Work to do:
Copy out lines with the word "лаборатории" from the material that follows.

* START Dataset content *

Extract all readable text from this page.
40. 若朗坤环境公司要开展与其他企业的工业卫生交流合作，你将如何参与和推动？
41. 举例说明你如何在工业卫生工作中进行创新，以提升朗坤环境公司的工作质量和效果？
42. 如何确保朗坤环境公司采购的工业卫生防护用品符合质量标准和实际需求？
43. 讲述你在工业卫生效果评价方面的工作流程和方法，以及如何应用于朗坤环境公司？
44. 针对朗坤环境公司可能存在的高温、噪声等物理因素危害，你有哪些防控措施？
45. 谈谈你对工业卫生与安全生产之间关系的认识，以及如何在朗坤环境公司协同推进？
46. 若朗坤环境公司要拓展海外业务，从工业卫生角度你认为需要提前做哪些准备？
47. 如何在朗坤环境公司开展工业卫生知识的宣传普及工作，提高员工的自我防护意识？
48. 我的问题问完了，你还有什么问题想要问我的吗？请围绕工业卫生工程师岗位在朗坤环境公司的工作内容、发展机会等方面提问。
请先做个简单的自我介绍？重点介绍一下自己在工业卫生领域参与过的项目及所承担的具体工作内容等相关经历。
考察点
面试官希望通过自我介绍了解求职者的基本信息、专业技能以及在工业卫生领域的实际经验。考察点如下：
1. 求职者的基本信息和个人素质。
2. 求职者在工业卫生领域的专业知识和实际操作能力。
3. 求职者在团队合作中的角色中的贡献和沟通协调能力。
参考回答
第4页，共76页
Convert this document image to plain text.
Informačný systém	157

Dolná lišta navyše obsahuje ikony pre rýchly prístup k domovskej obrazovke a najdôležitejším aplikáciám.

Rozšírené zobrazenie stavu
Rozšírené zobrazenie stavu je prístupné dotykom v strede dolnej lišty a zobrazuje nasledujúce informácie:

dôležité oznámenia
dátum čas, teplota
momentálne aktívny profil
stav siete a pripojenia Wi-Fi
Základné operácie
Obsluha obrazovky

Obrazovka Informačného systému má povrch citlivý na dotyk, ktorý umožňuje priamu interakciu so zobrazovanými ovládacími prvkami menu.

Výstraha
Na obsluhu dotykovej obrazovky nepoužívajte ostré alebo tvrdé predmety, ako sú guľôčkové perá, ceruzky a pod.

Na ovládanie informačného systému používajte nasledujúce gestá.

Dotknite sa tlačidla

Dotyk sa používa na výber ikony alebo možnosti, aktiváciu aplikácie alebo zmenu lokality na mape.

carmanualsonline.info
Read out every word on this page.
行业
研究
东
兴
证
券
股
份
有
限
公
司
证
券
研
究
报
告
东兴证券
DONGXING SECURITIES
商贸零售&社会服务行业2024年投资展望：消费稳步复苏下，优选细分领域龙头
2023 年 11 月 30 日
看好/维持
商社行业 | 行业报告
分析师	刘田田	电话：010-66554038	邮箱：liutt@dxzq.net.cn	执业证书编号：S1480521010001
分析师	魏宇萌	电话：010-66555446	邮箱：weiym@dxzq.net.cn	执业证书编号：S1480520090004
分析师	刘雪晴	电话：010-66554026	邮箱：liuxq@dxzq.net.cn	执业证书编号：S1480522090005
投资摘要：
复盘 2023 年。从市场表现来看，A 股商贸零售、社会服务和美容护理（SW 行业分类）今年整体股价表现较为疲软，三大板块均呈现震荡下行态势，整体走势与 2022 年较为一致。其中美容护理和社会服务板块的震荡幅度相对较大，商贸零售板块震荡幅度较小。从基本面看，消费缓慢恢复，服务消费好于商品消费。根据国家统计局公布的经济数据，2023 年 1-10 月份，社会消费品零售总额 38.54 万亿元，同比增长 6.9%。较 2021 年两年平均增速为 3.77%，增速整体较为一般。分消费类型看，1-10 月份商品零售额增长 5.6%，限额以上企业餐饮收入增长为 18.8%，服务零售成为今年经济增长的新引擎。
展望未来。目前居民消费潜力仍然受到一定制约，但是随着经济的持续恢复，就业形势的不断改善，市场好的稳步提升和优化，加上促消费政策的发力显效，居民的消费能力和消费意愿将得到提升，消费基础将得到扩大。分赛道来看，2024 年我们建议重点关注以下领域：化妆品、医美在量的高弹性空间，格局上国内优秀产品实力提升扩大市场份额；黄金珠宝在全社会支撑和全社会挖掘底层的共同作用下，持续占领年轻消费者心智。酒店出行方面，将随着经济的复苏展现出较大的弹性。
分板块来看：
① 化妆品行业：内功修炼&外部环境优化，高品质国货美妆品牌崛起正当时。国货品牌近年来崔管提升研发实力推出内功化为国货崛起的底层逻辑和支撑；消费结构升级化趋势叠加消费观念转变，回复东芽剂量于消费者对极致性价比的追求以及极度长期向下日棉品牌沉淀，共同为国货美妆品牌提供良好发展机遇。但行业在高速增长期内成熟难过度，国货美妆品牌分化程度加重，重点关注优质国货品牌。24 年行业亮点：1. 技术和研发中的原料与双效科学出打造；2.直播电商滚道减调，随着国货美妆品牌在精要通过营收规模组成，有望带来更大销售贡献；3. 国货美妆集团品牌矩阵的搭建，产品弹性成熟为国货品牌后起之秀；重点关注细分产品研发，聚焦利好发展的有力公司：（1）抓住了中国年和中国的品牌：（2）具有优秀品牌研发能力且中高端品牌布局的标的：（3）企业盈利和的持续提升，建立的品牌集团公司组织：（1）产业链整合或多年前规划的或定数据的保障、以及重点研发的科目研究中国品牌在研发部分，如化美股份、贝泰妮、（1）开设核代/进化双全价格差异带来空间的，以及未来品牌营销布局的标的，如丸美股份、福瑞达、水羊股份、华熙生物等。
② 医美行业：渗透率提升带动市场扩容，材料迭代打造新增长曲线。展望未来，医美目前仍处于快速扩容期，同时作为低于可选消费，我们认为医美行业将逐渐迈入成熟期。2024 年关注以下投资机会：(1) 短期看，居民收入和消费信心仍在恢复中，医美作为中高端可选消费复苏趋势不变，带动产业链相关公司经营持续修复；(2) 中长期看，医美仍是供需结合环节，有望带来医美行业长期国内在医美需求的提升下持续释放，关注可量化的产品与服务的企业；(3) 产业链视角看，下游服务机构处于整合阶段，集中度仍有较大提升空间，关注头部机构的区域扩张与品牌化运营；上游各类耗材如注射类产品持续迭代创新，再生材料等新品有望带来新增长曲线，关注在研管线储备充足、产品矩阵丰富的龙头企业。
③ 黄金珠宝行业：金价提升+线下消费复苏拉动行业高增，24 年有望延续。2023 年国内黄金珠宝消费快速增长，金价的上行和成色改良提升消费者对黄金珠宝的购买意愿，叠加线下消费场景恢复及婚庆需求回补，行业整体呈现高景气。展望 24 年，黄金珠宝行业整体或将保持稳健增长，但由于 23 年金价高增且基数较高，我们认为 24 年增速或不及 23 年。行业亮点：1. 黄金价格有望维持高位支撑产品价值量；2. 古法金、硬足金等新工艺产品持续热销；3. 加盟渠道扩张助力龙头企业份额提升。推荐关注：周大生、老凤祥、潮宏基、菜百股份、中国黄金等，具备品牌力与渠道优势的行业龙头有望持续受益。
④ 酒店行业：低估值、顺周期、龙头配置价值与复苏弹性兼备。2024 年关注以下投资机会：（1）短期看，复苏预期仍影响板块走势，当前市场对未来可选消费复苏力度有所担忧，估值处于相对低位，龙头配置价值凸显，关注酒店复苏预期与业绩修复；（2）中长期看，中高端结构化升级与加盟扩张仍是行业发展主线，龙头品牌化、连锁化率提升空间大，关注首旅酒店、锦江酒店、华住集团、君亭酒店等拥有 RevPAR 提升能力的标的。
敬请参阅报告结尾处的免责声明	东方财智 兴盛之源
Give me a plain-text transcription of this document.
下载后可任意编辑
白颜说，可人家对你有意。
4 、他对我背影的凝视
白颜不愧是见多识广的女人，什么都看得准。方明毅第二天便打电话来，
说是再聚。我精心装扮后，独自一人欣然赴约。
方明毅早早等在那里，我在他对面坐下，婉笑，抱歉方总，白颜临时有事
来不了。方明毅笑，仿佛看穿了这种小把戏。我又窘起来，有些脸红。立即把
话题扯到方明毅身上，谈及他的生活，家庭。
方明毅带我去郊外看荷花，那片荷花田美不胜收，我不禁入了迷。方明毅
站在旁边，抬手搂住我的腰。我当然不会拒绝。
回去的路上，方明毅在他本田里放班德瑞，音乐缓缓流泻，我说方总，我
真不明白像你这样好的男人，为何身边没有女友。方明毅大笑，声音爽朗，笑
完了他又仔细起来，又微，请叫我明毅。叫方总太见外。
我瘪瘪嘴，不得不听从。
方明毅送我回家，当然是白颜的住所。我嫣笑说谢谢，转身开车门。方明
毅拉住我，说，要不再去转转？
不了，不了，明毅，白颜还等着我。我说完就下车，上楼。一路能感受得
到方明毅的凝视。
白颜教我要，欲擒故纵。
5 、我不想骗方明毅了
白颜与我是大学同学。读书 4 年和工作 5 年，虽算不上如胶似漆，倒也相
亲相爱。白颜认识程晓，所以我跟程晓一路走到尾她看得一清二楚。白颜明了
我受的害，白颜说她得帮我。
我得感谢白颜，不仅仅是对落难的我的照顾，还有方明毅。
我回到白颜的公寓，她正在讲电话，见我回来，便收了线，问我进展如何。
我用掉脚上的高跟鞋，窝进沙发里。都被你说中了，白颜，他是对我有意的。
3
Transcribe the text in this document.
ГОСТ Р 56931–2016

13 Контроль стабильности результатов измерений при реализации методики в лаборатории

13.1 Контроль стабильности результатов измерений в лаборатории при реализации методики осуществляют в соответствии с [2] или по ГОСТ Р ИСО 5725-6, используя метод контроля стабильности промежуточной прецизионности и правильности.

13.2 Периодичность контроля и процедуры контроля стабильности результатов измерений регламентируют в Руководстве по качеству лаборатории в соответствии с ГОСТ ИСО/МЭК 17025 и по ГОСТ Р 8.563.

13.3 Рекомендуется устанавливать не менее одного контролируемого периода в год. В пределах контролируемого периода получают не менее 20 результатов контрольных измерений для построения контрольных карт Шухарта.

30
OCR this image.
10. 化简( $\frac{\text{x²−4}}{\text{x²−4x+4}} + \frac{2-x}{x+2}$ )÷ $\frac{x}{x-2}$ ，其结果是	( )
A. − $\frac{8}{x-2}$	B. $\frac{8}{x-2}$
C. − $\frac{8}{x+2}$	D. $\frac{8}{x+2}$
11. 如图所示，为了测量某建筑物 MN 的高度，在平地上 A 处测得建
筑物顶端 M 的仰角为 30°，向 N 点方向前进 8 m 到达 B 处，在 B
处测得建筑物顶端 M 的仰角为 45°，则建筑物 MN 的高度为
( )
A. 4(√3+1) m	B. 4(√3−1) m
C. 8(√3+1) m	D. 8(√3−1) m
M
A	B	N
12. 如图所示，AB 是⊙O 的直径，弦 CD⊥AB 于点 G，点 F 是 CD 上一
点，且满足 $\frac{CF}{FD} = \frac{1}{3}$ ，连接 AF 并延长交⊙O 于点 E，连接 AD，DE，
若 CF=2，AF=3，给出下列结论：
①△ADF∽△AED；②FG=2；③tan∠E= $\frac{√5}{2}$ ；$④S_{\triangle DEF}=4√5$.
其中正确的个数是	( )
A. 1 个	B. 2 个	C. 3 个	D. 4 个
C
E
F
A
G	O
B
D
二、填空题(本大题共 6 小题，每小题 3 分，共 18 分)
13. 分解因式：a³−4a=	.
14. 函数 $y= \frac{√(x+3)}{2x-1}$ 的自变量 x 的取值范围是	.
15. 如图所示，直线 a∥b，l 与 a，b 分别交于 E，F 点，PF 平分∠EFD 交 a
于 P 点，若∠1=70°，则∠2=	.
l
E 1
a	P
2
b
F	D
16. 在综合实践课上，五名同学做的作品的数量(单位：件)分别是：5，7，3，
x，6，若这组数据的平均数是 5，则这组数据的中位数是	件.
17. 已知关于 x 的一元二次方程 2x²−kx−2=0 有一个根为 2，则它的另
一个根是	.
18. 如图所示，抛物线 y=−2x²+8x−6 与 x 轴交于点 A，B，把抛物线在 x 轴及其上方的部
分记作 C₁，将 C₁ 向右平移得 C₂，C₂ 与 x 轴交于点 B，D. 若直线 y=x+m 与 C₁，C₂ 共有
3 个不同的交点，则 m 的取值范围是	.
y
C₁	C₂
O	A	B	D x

* END Dataset content *

The reply:
13 Контроль стабильности результатов измерений при реализации методики в лаборатории
13.1 Контроль стабильности результатов измерений в лаборатории при реализации методики осуществляют в соответствии с [2] или по ГОСТ Р ИСО 5725-6, используя метод контроля стабильности промежуточной прецизионности и правильности.
13.2 Периодичность контроля и процедуры контроля стабильности результатов измерений регламентируют в Руководстве по качеству лаборатории в соответствии с ГОСТ ИСО/МЭК 17025 и по ГОСТ Р 8.563.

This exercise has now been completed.